╭─ SOURCE RECORDS
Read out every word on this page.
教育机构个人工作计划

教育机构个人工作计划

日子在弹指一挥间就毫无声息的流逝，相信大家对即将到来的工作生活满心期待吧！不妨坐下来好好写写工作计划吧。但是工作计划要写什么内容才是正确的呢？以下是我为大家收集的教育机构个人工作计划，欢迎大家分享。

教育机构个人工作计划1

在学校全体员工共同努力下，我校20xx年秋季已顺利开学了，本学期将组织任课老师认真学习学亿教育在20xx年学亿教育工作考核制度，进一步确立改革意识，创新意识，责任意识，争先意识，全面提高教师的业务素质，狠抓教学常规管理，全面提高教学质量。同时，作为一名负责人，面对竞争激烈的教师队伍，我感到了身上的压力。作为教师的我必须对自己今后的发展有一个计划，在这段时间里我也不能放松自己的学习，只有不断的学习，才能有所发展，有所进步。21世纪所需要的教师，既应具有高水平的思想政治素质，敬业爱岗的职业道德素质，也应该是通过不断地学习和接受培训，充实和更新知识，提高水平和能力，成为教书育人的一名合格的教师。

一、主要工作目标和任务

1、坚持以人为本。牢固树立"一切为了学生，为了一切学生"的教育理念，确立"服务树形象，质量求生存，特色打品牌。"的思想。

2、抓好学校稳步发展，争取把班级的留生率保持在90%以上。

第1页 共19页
╰─
- _PROBLEM DESCRIPTION_:
Copy out the material above in its entirety. Every detail must match.

- _TASK RESULT_:
Read out every word on this page.
教育机构个人工作计划

教育机构个人工作计划

日子在弹指一挥间就毫无声息的流逝，相信大家对即将到来的工作生活满心期待吧！不妨坐下来好好写写工作计划吧。但是工作计划要写什么内容才是正确的呢？以下是我为大家收集的教育机构个人工作计划，欢迎大家分享。

教育机构个人工作计划1

在学校全体员工共同努力下，我校20xx年秋季已顺利开学了，本学期将组织任课老师认真学习学亿教育在20xx年学亿教育工作考核制度，进一步确立改革意识，创新意识，责任意识，争先意识，全面提高教师的业务素质，狠抓教学常规管理，全面提高教学质量。同时，作为一名负责人，面对竞争激烈的教师队伍，我感到了身上的压力。作为教师的我必须对自己今后的发展有一个计划，在这段时间里我也不能放松自己的学习，只有不断的学习，才能有所发展，有所进步。21世纪所需要的教师，既应具有高水平的思想政治素质，敬业爱岗的职业道德素质，也应该是通过不断地学习和接受培训，充实和更新知识，提高水平和能力，成为教书育人的一名合格的教师。

一、主要工作目标和任务

1、坚持以人为本。牢固树立"一切为了学生，为了一切学生"的教育理念，确立"服务树形象，质量求生存，特色打品牌。"的思想。

2、抓好学校稳步发展，争取把班级的留生率保持在90%以上。

第1页 共19页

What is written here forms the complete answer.